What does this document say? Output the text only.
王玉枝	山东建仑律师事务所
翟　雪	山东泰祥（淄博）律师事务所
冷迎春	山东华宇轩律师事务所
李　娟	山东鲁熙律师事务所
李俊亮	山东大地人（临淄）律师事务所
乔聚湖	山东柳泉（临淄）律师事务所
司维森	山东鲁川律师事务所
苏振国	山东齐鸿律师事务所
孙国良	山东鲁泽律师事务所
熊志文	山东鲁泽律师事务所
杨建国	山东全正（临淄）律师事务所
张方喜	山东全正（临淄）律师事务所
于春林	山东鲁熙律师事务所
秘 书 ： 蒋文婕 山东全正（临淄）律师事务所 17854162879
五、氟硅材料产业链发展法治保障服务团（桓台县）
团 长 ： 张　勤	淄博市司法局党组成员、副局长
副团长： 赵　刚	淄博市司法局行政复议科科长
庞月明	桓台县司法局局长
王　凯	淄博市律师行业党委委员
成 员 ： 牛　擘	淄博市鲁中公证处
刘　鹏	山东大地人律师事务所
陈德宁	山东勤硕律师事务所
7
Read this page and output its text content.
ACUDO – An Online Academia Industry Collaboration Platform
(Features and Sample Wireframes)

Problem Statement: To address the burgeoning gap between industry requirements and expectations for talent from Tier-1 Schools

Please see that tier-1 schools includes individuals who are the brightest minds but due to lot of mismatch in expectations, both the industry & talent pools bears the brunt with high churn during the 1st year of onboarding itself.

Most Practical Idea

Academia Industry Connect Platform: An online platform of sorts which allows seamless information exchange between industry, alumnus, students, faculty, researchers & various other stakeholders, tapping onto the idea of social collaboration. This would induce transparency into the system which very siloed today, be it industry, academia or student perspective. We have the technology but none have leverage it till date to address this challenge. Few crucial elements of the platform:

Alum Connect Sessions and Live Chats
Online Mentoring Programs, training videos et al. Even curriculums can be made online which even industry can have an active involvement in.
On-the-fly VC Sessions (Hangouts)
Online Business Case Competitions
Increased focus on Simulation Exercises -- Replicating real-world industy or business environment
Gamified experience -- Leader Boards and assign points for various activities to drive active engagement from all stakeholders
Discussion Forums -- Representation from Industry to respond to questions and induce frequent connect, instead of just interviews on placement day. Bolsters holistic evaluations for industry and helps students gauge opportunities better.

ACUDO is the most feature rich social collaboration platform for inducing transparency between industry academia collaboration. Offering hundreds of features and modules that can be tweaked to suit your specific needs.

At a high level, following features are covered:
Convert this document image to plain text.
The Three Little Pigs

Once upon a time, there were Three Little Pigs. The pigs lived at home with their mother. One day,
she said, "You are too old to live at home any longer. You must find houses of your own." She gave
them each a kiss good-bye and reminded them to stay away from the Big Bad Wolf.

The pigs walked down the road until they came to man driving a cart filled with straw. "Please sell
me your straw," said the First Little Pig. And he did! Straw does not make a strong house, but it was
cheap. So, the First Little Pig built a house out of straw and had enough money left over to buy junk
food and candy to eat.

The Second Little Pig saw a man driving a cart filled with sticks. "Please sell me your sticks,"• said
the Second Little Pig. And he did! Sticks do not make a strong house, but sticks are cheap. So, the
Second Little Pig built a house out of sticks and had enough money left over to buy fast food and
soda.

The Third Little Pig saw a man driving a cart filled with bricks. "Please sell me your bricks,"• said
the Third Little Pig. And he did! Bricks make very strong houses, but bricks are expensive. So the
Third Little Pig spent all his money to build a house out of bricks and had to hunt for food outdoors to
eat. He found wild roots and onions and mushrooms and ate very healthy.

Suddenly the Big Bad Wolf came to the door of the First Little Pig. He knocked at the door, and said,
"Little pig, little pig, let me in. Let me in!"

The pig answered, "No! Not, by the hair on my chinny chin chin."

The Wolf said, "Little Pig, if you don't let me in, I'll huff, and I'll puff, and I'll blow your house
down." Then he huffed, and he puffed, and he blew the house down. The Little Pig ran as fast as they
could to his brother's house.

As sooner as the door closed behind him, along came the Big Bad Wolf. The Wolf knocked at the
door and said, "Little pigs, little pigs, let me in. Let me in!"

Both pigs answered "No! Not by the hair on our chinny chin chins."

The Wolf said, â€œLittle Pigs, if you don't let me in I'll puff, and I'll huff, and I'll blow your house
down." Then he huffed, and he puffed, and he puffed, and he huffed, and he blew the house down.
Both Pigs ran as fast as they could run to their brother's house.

▬▬▬▬▬▬▬▬▬▬

*Exercise*. Where a line above includes "chinny", copy that line.

*Task solution*.
The pig answered, "No! Not, by the hair on my chinny chin chin."
Both pigs answered "No! Not by the hair on our chinny chin chins."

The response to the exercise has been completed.